• [Sfida a]: Trascrivi senza alcuna modifica il tratto dei record che va dal loro inizio fino alla riga contenente "recommended-video-card[interactable] bbox=[1164, 600, 1264, 688]", entrambe le estremità comprese.

• [Brano fornito]:
»»
Per un'anima così dedita al gioco, stimolata da un'aura di fanciullesca scoperta, non sorprende se molti dei personaggi usciti dalla fucina di Zemeckis vivano di quella innocenza che li spinge ad affrontare brutture e bellezze del mondo, sotto forma di nuove avventure. Sono anime candide che la struttura visiva che li accoglie, fatta di effetti visivi e giochi tecnologici, rende ancora più impattanti e grandiose. L'incontro tra Forrest Gump e le grandi icone del Novecento, il passaggio tra le due Torri Gemelle compiuto a più di 400 metri di altezza dal funambolo Petit in The Walk, la fuga di un bambino dalle grinfie delle potenti streghe ne Le streghe, o il crossover tra attori in carne ed ossa e personaggi animati in Chi ha incastrato Roger Rabbit?, sono tanti tasselli di un collage umano dove il potere del cinema e dei suoi effetti magici abbracciano corpi e sguardi di chi sa ancora sognare, nonostante le cadute, nonostante le ferite.

Bob Hoskins e Roger Rabbit in una scena del film Chi ha incastrato Roger Rabbit?
Uno dei cult di Robert Zemeckis, Chi ha incastrato Roger Rabbit?
««
• [Materiale fornito]:
»»
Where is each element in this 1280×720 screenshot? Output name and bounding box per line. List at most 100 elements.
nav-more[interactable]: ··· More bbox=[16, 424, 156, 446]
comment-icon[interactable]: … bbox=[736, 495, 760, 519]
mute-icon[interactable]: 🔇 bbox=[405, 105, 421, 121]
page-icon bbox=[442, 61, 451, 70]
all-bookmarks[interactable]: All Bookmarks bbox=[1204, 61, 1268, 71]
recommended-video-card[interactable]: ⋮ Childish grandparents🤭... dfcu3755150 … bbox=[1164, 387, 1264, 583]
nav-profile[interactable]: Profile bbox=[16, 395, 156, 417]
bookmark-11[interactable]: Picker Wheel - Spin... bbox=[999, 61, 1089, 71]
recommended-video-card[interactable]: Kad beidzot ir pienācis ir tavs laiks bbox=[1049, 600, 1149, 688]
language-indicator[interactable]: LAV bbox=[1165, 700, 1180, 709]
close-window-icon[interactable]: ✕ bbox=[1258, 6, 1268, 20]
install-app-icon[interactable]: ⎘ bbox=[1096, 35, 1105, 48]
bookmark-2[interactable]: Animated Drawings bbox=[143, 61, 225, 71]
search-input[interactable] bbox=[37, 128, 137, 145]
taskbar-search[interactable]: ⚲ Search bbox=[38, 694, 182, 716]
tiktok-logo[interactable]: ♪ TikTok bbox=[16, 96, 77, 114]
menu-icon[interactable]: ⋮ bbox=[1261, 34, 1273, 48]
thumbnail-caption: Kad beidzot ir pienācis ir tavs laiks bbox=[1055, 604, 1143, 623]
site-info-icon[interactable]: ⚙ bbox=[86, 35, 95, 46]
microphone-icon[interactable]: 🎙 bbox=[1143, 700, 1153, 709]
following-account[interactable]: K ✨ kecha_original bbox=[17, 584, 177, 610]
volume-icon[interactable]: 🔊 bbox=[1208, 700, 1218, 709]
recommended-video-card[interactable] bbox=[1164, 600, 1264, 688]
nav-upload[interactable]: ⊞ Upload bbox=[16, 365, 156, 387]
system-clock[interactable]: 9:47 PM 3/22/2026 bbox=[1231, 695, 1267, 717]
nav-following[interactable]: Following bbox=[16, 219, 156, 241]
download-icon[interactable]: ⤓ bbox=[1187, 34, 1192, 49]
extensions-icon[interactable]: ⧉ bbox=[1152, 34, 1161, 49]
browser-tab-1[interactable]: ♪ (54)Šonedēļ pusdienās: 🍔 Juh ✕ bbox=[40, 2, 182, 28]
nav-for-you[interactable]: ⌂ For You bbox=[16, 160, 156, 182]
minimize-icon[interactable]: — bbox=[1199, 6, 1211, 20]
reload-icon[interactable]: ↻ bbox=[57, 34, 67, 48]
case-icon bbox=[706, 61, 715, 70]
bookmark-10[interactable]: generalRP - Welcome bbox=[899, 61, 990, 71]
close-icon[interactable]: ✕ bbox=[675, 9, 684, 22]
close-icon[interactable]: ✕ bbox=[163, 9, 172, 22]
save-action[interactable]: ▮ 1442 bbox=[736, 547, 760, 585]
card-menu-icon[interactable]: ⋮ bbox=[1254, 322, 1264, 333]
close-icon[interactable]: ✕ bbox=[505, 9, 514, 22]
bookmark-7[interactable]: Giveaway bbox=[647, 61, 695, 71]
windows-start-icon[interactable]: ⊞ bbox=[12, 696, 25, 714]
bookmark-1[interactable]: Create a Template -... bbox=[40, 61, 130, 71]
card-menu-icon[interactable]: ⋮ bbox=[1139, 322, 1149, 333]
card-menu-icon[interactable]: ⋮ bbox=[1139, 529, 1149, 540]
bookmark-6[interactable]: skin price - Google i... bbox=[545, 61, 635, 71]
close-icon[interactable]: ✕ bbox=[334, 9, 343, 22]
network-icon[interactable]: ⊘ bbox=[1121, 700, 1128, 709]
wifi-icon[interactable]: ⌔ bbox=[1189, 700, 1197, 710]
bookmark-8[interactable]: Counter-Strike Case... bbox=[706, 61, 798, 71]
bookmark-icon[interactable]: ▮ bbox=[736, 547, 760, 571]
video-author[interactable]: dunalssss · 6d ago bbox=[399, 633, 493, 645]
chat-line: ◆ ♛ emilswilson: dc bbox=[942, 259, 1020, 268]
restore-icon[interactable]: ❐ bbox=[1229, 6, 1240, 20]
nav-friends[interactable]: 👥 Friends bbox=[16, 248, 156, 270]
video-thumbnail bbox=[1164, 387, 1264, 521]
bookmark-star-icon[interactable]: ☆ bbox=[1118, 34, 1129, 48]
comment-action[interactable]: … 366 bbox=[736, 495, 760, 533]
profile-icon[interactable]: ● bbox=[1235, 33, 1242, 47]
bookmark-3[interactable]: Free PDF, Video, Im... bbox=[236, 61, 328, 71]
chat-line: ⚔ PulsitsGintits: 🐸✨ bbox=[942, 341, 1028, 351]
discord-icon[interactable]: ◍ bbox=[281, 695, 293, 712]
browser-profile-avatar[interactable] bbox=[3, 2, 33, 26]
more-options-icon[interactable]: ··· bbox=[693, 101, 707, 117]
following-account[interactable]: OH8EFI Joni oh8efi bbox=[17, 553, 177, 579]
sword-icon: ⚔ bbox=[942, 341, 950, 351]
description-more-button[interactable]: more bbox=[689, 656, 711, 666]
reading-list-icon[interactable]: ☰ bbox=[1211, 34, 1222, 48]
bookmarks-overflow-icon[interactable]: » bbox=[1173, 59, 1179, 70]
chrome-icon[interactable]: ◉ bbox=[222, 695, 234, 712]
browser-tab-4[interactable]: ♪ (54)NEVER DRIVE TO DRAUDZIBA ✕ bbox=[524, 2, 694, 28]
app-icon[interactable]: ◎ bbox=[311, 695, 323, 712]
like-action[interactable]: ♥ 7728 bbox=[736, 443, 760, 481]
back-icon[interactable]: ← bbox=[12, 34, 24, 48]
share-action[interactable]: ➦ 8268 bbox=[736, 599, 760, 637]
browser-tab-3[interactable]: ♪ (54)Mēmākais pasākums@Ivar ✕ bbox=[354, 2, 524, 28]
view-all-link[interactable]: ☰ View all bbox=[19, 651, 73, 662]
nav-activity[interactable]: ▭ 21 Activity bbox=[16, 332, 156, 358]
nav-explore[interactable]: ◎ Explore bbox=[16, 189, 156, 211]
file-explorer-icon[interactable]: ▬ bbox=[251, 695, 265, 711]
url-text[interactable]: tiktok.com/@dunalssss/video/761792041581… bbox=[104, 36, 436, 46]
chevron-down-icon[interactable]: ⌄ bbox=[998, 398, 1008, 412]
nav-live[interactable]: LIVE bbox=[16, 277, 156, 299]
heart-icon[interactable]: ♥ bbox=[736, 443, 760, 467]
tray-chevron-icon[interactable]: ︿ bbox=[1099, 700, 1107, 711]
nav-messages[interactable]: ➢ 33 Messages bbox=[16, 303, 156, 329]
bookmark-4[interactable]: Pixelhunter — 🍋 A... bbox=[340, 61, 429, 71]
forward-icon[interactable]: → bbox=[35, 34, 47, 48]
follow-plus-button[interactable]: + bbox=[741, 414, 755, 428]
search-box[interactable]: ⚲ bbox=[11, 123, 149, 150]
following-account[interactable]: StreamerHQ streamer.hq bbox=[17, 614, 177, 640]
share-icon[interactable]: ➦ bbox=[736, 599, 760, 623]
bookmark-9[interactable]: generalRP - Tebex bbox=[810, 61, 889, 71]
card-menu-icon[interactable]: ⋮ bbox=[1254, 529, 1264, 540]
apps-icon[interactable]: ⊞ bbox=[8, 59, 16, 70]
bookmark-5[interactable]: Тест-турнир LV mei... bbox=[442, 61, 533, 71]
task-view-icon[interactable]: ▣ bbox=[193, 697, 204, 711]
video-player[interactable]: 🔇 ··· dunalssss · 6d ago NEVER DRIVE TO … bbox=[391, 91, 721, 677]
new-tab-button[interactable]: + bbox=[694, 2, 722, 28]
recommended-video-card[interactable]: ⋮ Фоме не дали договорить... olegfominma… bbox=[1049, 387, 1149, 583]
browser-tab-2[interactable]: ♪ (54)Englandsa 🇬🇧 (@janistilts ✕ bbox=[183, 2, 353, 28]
««
• [Sfida b]:
Rispondi a queste domande sul brano dedicato al cinema di Zemeckis:
(i) In quale film il funambolo Petit passa tra le due Torri Gemelle?
(ii) A quale altezza compie quel passaggio?
(iii) Quale attore compare accanto a Roger Rabbit nella scena descritta dalla didascalia?

• [Risultato completo a]:
Where is each element in this 1280×720 screenshot? Output name and bounding box per line. List at most 100 elements.
nav-more[interactable]: ··· More bbox=[16, 424, 156, 446]
comment-icon[interactable]: … bbox=[736, 495, 760, 519]
mute-icon[interactable]: 🔇 bbox=[405, 105, 421, 121]
page-icon bbox=[442, 61, 451, 70]
all-bookmarks[interactable]: All Bookmarks bbox=[1204, 61, 1268, 71]
recommended-video-card[interactable]: ⋮ Childish grandparents🤭... dfcu3755150 … bbox=[1164, 387, 1264, 583]
nav-profile[interactable]: Profile bbox=[16, 395, 156, 417]
bookmark-11[interactable]: Picker Wheel - Spin... bbox=[999, 61, 1089, 71]
recommended-video-card[interactable]: Kad beidzot ir pienācis ir tavs laiks bbox=[1049, 600, 1149, 688]
language-indicator[interactable]: LAV bbox=[1165, 700, 1180, 709]
close-window-icon[interactable]: ✕ bbox=[1258, 6, 1268, 20]
install-app-icon[interactable]: ⎘ bbox=[1096, 35, 1105, 48]
bookmark-2[interactable]: Animated Drawings bbox=[143, 61, 225, 71]
search-input[interactable] bbox=[37, 128, 137, 145]
taskbar-search[interactable]: ⚲ Search bbox=[38, 694, 182, 716]
tiktok-logo[interactable]: ♪ TikTok bbox=[16, 96, 77, 114]
menu-icon[interactable]: ⋮ bbox=[1261, 34, 1273, 48]
thumbnail-caption: Kad beidzot ir pienācis ir tavs laiks bbox=[1055, 604, 1143, 623]
site-info-icon[interactable]: ⚙ bbox=[86, 35, 95, 46]
microphone-icon[interactable]: 🎙 bbox=[1143, 700, 1153, 709]
following-account[interactable]: K ✨ kecha_original bbox=[17, 584, 177, 610]
volume-icon[interactable]: 🔊 bbox=[1208, 700, 1218, 709]
recommended-video-card[interactable] bbox=[1164, 600, 1264, 688]

• [Risultato completo b]:
(i) The Walk.
(ii) A più di 400 metri di altezza.
(iii) Bob Hoskins.